- [Records provided]:
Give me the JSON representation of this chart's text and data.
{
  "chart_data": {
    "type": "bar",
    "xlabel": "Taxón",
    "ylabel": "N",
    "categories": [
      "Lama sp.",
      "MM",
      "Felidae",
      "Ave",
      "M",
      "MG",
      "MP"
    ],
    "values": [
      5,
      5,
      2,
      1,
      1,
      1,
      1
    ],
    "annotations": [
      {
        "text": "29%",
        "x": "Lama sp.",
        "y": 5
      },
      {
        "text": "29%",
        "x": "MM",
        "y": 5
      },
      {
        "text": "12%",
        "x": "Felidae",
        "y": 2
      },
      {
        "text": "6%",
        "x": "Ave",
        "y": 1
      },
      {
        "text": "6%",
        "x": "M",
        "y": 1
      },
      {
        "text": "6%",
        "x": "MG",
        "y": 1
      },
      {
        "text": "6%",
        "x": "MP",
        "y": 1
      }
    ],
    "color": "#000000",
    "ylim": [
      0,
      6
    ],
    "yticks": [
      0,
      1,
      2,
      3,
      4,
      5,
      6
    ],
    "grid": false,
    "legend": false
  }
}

- [What the exercise asks]:
Please restate the records in full, word for word.

- [Expected answer]:
Give me the JSON representation of this chart's text and data.
{
  "chart_data": {
    "type": "bar",
    "xlabel": "Taxón",
    "ylabel": "N",
    "categories": [
      "Lama sp.",
      "MM",
      "Felidae",
      "Ave",
      "M",
      "MG",
      "MP"
    ],
    "values": [
      5,
      5,
      2,
      1,
      1,
      1,
      1
    ],
    "annotations": [
      {
        "text": "29%",
        "x": "Lama sp.",
        "y": 5
      },
      {
        "text": "29%",
        "x": "MM",
        "y": 5
      },
      {
        "text": "12%",
        "x": "Felidae",
        "y": 2
      },
      {
        "text": "6%",
        "x": "Ave",
        "y": 1
      },
      {
        "text": "6%",
        "x": "M",
        "y": 1
      },
      {
        "text": "6%",
        "x": "MG",
        "y": 1
      },
      {
        "text": "6%",
        "x": "MP",
        "y": 1
      }
    ],
    "color": "#000000",
    "ylim": [
      0,
      6
    ],
    "yticks": [
      0,
      1,
      2,
      3,
      4,
      5,
      6
    ],
    "grid": false,
    "legend": false
  }
}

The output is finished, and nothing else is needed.